[Dataset items]
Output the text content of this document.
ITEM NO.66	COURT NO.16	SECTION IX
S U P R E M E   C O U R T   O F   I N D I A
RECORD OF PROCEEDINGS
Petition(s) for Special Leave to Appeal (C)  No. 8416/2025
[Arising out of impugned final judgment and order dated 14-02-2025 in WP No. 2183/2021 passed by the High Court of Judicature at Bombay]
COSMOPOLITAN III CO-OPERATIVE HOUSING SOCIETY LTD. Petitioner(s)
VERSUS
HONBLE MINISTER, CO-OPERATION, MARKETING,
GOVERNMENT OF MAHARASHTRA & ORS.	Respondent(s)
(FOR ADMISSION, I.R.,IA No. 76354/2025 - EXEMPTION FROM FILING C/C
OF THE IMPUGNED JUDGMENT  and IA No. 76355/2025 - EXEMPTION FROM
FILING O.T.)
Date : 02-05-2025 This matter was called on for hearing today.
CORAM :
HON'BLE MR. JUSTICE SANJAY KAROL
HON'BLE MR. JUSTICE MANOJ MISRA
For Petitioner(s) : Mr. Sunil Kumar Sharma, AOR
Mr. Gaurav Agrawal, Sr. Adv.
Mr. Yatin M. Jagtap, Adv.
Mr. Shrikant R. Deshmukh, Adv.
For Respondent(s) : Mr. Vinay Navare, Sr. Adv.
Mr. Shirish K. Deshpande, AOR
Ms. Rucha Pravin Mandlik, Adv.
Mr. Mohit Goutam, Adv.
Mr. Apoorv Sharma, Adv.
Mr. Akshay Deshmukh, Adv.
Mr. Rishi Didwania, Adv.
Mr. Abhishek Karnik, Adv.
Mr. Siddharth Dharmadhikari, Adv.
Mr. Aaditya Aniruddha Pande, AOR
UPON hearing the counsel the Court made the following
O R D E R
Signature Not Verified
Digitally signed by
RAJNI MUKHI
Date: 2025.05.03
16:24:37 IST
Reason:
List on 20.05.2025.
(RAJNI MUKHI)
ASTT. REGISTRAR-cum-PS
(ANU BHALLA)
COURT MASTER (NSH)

---

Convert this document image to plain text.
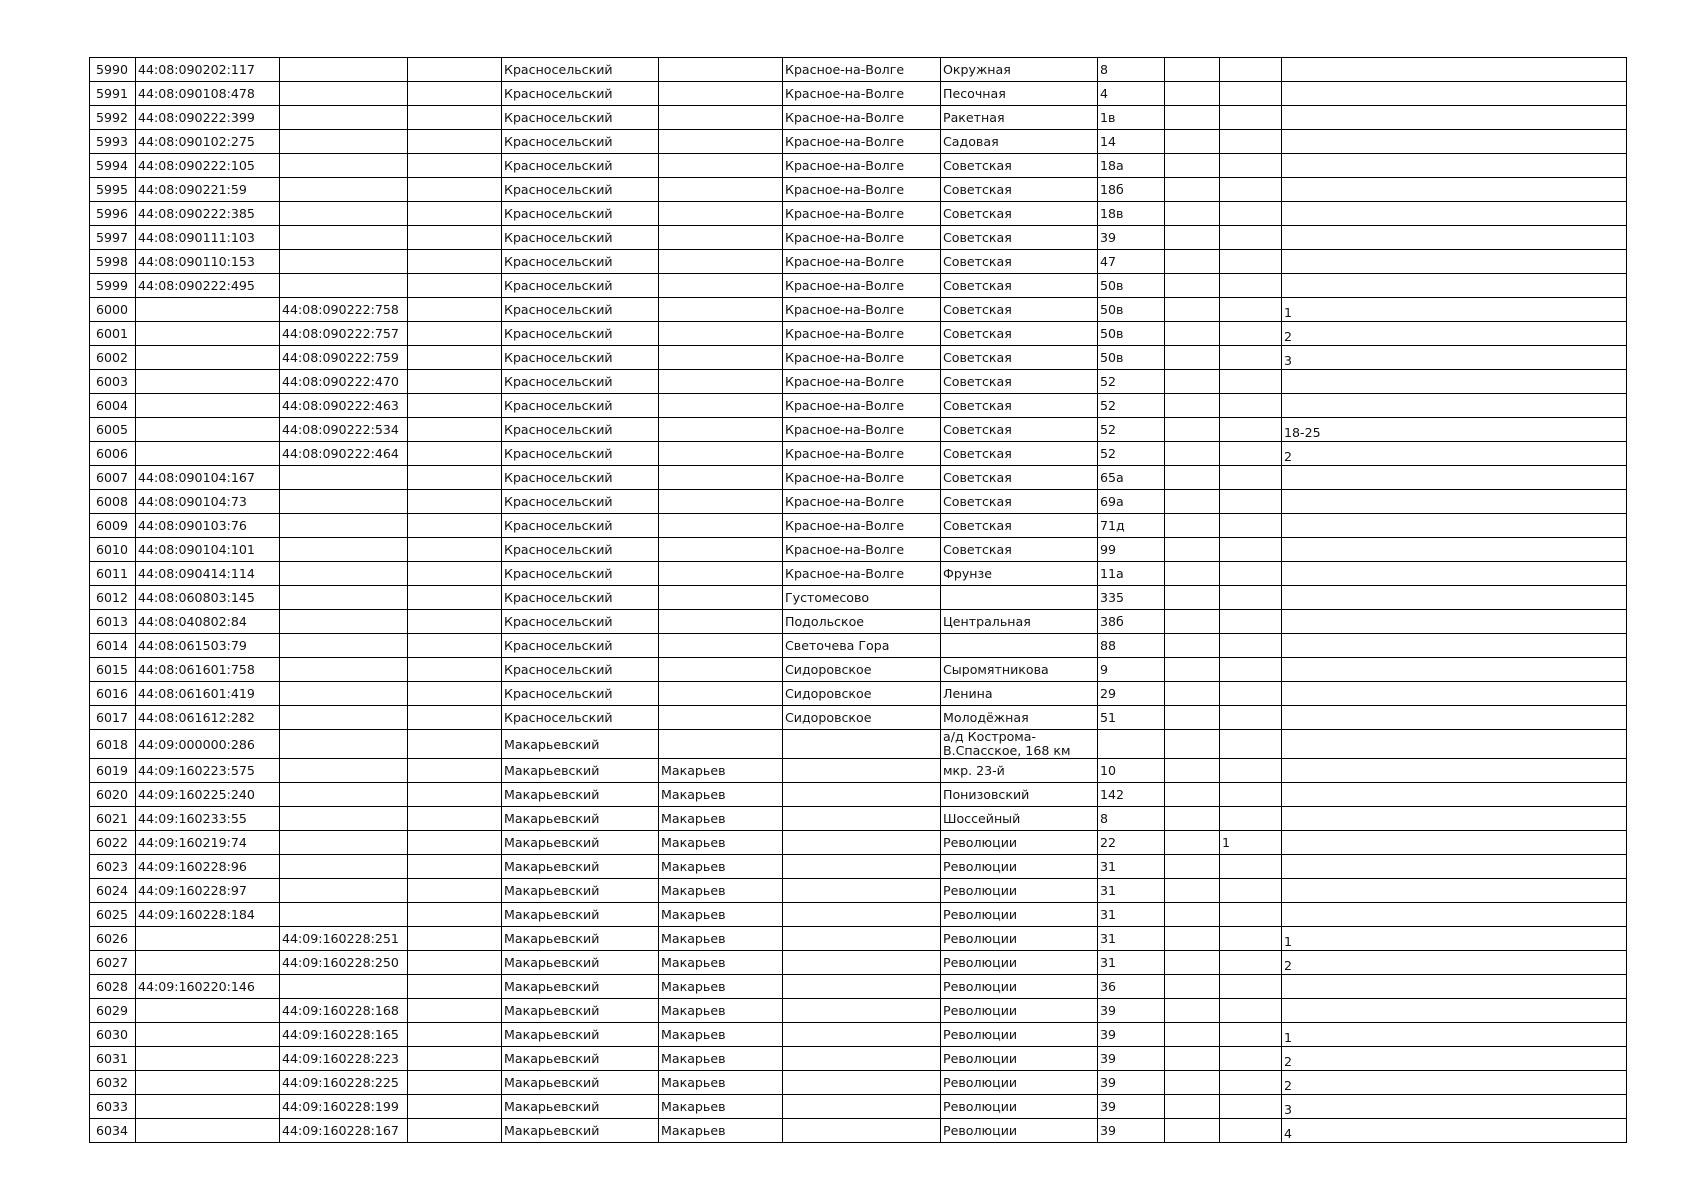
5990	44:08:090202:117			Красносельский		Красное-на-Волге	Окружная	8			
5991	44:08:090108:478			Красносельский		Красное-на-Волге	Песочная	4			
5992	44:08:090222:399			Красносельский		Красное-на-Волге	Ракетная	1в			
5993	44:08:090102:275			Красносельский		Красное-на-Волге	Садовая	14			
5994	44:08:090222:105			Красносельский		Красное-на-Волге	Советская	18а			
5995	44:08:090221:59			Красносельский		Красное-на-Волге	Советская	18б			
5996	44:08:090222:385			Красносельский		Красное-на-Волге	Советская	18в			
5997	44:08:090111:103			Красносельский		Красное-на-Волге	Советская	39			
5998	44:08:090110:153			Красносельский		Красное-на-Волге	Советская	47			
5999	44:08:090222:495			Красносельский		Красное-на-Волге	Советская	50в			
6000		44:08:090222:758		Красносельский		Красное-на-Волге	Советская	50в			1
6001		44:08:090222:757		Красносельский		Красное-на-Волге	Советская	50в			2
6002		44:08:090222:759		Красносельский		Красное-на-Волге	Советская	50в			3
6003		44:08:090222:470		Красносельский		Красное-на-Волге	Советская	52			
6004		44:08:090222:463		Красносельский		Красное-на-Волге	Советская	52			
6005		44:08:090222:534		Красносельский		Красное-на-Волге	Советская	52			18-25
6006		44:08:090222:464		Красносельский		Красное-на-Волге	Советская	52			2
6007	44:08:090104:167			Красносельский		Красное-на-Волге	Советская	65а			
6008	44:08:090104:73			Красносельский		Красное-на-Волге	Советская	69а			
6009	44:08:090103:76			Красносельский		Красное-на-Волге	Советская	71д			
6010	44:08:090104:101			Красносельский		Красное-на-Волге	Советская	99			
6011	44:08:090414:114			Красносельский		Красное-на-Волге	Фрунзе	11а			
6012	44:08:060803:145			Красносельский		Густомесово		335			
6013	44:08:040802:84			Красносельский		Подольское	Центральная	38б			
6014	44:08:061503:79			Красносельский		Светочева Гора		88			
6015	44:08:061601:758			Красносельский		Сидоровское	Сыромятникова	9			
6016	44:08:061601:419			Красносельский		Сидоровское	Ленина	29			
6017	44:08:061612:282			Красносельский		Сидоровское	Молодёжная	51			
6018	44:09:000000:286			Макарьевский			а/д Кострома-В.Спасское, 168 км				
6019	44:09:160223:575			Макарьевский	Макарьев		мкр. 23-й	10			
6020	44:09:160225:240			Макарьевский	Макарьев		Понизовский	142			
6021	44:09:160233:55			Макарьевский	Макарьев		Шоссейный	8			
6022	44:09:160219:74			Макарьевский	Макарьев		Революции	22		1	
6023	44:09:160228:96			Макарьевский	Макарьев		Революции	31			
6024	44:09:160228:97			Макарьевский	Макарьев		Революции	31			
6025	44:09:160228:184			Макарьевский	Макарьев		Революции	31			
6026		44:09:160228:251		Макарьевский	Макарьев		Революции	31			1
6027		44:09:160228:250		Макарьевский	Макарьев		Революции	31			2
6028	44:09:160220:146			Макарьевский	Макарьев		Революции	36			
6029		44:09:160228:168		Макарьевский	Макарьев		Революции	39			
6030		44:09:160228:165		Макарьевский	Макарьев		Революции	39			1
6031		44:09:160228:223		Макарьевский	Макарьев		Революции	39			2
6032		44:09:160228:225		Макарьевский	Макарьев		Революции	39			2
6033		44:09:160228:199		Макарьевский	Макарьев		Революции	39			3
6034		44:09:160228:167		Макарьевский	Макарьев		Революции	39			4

---

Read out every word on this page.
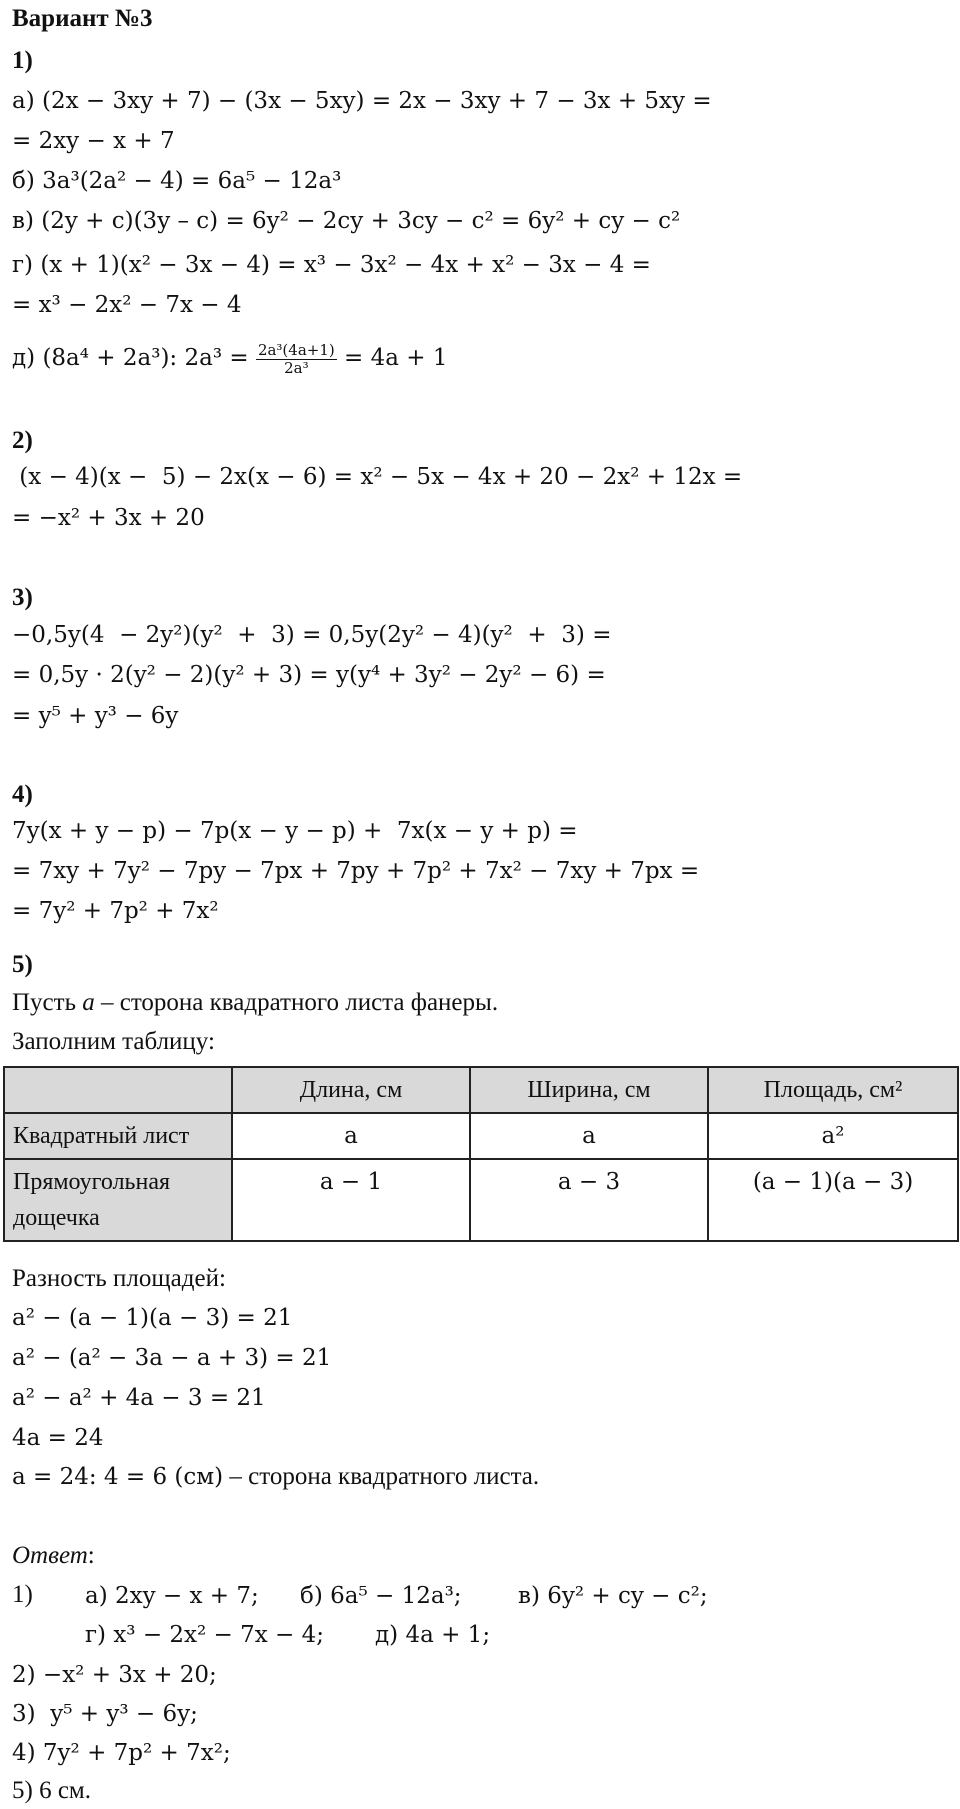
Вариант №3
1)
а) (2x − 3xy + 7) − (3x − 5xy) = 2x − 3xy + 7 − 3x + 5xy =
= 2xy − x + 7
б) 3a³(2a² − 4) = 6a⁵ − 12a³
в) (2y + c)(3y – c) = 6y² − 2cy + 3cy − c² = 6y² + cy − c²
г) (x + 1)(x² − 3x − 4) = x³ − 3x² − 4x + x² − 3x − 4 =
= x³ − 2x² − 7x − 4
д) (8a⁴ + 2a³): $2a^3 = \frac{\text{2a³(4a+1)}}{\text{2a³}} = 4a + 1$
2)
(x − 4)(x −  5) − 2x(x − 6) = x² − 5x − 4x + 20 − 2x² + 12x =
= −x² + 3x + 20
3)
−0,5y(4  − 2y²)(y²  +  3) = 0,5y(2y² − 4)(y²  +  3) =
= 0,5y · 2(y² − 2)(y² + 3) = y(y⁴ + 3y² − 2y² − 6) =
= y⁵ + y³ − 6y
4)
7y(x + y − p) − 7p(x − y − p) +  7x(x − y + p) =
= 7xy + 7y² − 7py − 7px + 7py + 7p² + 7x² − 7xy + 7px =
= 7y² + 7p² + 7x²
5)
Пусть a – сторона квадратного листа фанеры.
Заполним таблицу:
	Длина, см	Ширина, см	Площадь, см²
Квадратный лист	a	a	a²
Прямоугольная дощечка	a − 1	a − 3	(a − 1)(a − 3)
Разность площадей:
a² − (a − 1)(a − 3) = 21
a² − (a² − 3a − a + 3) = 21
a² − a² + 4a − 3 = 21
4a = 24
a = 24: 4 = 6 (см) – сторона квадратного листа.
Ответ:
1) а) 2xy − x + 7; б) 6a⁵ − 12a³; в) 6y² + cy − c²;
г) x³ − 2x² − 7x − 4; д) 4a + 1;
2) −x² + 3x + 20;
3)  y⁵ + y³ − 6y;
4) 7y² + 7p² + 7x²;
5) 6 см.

# EXERCISE OBJECTIVE
Find each line holding the word "сторона" and copy it.

# RESULT BELOW
Пусть a – сторона квадратного листа фанеры.
a = 24: 4 = 6 (см) – сторона квадратного листа.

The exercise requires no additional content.